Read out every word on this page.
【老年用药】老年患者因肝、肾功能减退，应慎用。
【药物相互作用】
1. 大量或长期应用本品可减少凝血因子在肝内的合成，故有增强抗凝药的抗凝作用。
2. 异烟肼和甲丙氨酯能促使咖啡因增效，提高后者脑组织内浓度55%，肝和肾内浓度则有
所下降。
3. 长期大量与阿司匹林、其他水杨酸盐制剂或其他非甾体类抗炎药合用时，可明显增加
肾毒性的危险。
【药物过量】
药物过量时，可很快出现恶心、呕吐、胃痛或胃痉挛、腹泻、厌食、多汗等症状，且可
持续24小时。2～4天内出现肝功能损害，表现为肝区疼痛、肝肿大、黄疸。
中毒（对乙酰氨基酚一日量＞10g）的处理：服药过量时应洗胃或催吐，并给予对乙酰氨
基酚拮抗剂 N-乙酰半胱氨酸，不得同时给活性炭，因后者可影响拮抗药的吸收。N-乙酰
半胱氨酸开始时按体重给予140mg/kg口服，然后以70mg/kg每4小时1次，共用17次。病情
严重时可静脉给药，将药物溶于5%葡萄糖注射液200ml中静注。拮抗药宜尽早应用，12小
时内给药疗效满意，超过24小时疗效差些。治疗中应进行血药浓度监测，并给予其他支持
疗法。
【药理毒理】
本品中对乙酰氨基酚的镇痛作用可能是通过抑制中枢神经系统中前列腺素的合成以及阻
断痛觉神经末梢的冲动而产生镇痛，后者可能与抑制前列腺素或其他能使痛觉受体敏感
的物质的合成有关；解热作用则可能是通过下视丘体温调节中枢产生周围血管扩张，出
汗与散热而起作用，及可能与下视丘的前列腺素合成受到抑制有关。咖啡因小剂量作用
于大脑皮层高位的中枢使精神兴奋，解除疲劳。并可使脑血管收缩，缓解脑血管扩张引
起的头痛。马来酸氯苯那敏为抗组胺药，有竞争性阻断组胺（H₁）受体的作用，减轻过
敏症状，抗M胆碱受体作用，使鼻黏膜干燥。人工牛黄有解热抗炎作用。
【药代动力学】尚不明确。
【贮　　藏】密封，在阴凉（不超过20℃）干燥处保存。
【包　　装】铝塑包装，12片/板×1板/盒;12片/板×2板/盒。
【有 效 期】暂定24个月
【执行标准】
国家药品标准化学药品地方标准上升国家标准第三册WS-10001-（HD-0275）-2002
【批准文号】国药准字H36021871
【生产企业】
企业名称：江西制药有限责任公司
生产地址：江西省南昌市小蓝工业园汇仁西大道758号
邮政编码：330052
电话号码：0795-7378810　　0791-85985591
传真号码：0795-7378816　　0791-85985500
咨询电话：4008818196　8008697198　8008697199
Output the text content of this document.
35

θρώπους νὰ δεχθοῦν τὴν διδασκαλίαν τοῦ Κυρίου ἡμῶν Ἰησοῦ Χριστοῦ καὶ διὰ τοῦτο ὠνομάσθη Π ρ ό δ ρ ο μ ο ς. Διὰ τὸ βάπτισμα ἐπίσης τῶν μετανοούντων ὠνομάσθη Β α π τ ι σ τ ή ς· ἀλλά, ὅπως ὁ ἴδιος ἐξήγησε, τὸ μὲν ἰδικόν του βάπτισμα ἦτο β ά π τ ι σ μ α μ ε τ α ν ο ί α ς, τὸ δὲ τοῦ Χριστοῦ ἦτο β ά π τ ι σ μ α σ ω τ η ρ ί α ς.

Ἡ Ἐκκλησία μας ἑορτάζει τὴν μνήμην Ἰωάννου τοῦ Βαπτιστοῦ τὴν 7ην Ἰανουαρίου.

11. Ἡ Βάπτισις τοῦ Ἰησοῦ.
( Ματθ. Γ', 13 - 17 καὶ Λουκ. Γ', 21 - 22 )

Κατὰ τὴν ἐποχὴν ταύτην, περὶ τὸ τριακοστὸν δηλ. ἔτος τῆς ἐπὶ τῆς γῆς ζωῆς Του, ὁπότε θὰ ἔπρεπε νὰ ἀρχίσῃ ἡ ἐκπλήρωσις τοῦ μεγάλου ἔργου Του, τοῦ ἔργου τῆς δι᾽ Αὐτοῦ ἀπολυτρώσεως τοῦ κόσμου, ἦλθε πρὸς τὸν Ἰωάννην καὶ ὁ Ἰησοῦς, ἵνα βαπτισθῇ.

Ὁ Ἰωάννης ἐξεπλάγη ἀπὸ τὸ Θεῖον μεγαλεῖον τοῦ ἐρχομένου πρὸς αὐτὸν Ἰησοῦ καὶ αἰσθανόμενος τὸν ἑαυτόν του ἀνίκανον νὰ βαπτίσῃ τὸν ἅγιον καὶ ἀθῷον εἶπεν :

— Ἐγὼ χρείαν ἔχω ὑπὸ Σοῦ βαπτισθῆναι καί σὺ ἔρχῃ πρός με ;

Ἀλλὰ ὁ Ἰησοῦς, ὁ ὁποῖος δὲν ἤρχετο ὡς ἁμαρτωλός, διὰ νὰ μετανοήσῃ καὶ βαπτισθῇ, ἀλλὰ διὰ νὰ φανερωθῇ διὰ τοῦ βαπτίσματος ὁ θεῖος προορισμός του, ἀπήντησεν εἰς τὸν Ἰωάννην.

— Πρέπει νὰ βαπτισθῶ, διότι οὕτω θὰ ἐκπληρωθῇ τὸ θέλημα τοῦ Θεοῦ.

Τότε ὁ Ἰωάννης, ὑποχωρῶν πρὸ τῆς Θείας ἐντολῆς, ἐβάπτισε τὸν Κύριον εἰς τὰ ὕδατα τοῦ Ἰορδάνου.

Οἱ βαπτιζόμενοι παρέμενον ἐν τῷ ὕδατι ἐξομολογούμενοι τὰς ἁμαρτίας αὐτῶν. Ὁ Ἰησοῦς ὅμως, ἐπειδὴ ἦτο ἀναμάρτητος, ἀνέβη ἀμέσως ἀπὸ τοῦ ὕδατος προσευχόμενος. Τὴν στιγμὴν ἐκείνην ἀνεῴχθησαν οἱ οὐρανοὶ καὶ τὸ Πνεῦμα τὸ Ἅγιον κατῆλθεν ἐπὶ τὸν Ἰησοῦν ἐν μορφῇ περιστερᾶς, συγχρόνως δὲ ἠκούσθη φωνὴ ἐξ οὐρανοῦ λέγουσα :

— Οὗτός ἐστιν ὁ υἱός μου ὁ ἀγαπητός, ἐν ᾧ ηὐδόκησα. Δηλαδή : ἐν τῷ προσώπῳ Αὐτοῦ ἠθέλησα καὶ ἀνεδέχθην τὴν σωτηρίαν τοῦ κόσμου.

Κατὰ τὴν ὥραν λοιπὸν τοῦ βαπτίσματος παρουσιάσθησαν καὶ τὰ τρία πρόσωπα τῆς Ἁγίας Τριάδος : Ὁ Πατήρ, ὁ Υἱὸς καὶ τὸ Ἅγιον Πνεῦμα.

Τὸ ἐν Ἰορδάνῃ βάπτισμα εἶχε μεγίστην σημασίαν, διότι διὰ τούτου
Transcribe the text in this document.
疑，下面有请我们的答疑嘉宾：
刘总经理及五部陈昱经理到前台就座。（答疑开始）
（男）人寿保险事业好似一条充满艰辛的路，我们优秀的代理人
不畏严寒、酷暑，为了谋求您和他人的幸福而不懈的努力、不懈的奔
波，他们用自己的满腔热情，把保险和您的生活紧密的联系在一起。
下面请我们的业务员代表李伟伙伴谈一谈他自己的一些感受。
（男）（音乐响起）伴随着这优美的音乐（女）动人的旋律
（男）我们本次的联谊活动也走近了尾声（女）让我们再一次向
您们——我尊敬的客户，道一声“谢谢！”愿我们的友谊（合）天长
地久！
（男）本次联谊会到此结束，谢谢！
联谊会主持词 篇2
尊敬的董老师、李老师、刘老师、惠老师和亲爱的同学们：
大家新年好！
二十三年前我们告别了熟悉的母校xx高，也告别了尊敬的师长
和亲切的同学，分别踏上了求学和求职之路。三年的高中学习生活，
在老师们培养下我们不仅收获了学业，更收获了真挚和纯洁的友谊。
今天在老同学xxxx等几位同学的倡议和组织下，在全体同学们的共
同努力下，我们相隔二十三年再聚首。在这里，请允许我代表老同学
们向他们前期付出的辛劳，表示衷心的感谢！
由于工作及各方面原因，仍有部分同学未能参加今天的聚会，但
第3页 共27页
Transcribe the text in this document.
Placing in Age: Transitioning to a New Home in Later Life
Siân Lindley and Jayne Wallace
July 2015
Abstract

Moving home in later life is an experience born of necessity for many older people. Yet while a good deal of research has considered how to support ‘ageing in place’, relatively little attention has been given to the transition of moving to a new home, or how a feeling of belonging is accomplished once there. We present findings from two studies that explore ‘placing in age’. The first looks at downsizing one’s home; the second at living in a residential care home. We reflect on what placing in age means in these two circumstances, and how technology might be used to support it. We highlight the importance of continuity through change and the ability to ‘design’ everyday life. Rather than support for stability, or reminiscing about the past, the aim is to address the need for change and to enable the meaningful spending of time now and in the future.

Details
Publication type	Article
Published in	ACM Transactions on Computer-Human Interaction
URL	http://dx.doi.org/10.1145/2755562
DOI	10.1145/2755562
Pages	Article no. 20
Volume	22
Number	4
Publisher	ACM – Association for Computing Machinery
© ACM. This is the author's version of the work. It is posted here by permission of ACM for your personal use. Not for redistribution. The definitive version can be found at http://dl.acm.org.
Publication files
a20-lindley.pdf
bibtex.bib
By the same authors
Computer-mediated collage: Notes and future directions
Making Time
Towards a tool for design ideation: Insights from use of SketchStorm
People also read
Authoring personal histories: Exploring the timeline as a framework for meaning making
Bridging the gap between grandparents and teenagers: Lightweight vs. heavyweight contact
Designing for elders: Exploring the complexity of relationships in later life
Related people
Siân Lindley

+++

_WRITTEN EXERCISE_:
Using the listing, say how many lines include the word "Ἰωάννης", and add nothing else.

_EXERCISE OUTPUT_:
2